▸ TASK LIST:
1/ Answer these questions using the NFL notes.
(a) What is Dan Marino's record for passing yards in a season, and in what year was it set?
(b) How many fourth-quarter touchdown passes does Manning have this season?
(c) How old was George Blanda in 1970?
2/ Carry the NFL notes forward past their last sentence.

▸ TEXT BLOCK:

So with three games to go, add Manning to the list of Drew Brees, Aaron Rodgers and Tom Brady potentially on their way to surpassing Dan Marino’s record of 5,084 yards in a season (1984), though Manning, at 316 yards per game is on pace for 5,032.

Manning also ran his consecutive start streak to 116. Incredibly, only Brett Favre (297) and Peyton Manning (208) have posted longer streaks.

But wait…there’s more! Manning now has 14 fourth-quarter touchdown passes this season, tied for the most in a season in NFL history.

Back to Brees, Brady and Rodgers…

Brees needs to just average 239 yards per game in his final three contests to beat Marino. Brady needs to average 270.   Rodgers, though, now needs to average 320. [Manning 326.]

–The Dolphins fired Tony Sparano, hours after the Chiefs fired Todd Haley (Jacksonville having dismissed Jack Del Rio about two weeks earlier). All three sucked. End of story.

–I’ve written of this topic before, that being George Blanda, but Chase Stuart of the New York Times had a piece on Tuesday worth mentioning in light of Tebowmania. It was back in 1970 that the 43-year-old Blanda captivated a nation with “so many late-game heroics that the Maxwell Club named him the most outstanding player of the season. As with Tebow, Blanda’s clutch play was hard to fathom. He had such an impact on important situations that he was named the AFC offensive player of the year by UPI despite throwing only 55 passes.

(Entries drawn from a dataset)
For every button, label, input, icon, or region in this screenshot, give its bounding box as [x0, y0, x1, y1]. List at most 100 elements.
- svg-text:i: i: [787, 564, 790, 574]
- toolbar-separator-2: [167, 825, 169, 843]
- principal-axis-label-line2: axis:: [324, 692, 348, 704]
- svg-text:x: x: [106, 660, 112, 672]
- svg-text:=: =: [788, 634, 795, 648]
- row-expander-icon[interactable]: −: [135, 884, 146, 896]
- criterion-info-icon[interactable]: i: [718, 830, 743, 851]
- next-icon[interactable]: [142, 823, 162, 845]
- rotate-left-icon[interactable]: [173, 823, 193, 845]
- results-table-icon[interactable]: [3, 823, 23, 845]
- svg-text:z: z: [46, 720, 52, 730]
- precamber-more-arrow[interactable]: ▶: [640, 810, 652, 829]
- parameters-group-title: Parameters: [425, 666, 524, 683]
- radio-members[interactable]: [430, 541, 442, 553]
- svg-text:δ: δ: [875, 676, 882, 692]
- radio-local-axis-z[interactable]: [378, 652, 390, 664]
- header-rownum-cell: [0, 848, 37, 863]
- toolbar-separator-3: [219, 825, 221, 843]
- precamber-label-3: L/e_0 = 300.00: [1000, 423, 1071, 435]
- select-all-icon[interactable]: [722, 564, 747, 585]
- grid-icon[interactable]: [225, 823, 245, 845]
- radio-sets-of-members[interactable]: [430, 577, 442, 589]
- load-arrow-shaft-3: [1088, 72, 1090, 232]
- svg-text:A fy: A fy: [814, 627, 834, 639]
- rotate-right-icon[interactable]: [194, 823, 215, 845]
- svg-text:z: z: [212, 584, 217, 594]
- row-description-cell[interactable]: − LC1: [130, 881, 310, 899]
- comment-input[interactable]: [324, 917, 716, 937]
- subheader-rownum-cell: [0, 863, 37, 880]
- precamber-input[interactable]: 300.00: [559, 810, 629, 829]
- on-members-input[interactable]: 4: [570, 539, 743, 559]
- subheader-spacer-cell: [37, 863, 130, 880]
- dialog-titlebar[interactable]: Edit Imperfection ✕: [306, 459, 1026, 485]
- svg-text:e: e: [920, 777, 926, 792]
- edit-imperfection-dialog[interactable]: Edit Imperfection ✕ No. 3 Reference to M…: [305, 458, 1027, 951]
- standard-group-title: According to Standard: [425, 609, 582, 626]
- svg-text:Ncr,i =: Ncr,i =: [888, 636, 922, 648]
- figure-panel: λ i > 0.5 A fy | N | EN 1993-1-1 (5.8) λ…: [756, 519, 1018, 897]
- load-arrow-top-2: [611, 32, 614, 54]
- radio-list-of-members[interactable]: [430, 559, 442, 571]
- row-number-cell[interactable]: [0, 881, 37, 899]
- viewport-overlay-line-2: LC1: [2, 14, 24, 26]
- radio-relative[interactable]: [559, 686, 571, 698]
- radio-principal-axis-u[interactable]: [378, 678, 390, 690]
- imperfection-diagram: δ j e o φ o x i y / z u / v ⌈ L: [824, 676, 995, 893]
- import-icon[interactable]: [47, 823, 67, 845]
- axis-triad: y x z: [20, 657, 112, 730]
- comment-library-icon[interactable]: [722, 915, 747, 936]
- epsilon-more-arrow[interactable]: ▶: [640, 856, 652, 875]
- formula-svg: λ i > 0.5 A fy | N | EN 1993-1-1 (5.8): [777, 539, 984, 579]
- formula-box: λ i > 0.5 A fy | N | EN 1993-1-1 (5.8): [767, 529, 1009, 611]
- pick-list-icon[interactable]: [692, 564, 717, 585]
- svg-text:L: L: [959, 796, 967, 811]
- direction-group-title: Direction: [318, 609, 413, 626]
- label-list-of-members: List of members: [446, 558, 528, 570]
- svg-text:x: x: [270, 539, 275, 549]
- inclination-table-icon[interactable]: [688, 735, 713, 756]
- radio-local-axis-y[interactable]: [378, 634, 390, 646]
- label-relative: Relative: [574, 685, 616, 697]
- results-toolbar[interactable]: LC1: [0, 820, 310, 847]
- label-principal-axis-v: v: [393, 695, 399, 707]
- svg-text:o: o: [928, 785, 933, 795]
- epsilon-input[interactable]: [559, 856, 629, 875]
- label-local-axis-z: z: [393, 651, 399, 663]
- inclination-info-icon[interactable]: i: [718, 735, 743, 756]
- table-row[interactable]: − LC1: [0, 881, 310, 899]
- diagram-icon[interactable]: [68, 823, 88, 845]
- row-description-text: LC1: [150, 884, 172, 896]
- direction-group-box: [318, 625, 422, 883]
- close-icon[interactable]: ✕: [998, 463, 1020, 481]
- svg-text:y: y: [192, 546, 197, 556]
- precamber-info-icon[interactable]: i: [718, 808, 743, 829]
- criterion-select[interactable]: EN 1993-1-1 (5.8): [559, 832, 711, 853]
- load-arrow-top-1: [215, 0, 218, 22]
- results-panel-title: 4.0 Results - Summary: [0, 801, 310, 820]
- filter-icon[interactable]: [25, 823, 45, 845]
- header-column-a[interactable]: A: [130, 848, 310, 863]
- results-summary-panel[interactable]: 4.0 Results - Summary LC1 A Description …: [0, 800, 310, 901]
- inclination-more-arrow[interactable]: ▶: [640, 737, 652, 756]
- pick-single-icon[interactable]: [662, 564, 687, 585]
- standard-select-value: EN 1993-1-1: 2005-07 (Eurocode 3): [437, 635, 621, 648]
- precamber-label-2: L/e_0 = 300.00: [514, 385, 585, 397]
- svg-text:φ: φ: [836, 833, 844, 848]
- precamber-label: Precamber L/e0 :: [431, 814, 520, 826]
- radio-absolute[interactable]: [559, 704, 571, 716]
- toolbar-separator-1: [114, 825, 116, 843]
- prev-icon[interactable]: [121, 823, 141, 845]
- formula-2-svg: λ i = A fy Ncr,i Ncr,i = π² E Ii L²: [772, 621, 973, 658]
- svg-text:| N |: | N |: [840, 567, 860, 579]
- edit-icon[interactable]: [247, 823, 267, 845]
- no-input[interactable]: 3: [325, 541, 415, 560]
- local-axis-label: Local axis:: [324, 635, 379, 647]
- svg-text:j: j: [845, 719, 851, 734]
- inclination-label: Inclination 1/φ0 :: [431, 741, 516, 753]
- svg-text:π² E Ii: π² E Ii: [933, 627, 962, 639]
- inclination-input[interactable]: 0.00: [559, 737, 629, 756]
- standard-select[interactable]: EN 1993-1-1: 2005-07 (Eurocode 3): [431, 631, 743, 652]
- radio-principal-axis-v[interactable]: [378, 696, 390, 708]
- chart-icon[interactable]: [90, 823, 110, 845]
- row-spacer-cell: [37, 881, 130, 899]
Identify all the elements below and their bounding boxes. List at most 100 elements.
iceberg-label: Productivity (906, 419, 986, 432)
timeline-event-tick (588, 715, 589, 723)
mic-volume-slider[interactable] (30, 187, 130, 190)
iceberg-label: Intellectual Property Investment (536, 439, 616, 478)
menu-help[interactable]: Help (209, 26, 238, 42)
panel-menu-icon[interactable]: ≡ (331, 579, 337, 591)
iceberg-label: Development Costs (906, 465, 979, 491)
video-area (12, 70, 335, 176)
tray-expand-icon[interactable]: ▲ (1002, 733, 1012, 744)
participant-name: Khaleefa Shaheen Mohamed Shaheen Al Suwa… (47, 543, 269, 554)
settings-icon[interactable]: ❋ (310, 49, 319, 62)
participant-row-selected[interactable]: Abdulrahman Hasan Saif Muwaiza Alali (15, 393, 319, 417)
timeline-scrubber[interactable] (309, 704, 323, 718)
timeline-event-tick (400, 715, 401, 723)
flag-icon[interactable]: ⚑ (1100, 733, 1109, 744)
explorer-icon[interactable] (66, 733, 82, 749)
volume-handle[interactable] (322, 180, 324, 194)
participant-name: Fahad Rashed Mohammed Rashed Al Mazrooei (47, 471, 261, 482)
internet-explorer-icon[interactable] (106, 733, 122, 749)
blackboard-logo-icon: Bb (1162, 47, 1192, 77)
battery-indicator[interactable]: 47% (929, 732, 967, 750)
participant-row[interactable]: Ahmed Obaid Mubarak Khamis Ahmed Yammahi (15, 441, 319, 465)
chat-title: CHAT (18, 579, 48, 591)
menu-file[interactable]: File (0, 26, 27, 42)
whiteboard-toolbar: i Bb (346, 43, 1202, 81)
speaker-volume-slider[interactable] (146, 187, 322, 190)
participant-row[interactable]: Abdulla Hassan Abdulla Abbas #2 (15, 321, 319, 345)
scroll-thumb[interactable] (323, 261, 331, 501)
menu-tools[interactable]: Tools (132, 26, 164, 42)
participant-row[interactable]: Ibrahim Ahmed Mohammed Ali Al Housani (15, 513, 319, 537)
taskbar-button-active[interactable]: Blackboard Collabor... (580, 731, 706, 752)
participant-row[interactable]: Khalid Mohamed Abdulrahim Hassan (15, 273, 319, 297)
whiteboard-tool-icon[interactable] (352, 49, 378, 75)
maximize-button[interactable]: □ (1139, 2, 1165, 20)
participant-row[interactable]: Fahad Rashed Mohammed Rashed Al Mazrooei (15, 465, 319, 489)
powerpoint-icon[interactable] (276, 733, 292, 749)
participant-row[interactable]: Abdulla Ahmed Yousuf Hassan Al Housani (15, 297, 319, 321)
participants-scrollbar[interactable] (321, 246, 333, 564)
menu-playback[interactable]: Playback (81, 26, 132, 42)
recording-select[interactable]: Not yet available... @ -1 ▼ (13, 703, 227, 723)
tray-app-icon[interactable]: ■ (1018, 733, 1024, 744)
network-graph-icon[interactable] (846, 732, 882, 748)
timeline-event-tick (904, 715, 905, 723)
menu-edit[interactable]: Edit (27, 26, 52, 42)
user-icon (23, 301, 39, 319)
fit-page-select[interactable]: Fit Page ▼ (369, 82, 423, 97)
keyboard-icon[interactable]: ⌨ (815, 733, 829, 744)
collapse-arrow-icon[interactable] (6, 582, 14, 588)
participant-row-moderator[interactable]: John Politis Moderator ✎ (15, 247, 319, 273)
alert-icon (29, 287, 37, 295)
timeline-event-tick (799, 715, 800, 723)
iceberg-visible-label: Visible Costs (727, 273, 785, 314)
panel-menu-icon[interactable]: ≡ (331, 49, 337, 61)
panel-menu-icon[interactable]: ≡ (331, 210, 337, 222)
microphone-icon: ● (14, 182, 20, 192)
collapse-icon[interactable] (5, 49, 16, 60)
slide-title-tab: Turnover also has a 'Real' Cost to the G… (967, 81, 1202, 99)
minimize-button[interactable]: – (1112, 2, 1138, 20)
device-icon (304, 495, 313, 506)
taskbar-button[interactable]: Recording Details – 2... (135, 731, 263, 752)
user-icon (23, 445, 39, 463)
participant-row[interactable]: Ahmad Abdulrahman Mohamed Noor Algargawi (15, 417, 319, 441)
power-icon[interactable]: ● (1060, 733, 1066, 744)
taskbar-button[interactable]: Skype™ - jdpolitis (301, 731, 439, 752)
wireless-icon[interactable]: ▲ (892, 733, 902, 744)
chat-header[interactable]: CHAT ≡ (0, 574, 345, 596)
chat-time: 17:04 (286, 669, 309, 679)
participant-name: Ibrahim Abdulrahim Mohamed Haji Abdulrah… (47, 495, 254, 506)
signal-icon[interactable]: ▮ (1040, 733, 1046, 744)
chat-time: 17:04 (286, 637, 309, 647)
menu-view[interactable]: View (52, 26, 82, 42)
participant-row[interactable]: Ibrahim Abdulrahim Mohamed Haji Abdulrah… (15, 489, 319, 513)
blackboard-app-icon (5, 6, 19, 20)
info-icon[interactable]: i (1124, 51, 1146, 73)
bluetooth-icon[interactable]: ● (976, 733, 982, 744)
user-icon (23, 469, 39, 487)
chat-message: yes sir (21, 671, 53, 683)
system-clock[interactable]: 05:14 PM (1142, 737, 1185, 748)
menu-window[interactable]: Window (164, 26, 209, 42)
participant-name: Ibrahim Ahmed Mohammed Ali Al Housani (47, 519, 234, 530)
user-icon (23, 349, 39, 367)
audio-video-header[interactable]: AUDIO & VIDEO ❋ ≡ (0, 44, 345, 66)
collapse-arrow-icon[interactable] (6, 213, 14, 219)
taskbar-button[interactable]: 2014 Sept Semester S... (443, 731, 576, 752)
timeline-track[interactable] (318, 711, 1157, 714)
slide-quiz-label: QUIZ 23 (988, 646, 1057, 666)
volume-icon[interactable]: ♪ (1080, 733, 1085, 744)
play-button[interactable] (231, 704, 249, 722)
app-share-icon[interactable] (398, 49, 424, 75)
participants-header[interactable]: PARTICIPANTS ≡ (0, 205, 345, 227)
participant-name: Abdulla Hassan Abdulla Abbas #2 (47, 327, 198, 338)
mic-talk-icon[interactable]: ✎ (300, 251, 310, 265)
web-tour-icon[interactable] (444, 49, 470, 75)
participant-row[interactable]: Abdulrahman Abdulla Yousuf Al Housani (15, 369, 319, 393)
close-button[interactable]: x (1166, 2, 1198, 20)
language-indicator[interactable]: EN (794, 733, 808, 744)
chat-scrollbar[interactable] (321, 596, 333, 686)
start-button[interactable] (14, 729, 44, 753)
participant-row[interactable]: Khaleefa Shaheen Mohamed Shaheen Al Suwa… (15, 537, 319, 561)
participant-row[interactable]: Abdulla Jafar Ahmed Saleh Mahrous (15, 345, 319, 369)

▸ RESPONSE LIST:
1/
(a) 5,084 yards, set in 1984.
(b) 14.
(c) 43.

2/
“Like Tebow, Blanda was an afterthought in the season’s first few weeks. In 1970, he served as the team’s kicker and backup quarterback, but started receiving attention in Week 6. He came off the bench and helped lead the Raiders to a victory over the Steelers. With 12 passes, Blanda gained 148 yards and threw for three touchdowns as Oakland won, 31-14.

“The next week, Daryle Lamonica was back in charge, but it was Blanda who stole the show again. The Raiders trailed the Chiefs, 17-14, in the final seconds, but a Blanda field-goal try was true from 48 yards to salvage a tie (in 1970, the NFL had not yet adopted overtime for regular-season games). In 1970, kickers made 41 percent of attempts from 40 to 49 yards and 23 percent from 50 yards and over.”

In Week 8 against the Browns, the Raiders trailed the Browns, 20-13, in the final minutes when Blanda came off the bench again. In an era when 80-yard drives weren’t the norm, Blanda drove the length of the field, culminating in a 14-yard touchdown strike to Warren Wells to tie the score at 20. Then, in the final seconds, Blanda booted a 52-yard field goal to produce one of the more shocking comebacks of the season.

In Week 9, the Raiders faced the Broncos. “Oakland trailed, 19-17, late in the fourth quarter when Blanda was summoned from the bench. He was an efficient 4 for 6 for 80 yards, and hit Fred Biletnikoff for a 20-yard touchdown to win the game.

“Could Blanda do it for a fifth week in a row? Oakland and San Diego were knotted at 14-14 entering the fourth quarter. Blanda connected on a short field goal early in the quarter to give the Raiders the lead, but that was no way to pump up the ratings. The Chargers tied it, 17-17, and Lamonica responded by driving the Raiders down the field. With just seven seconds remaining, Blanda again came through with a short field goal to ensure victory.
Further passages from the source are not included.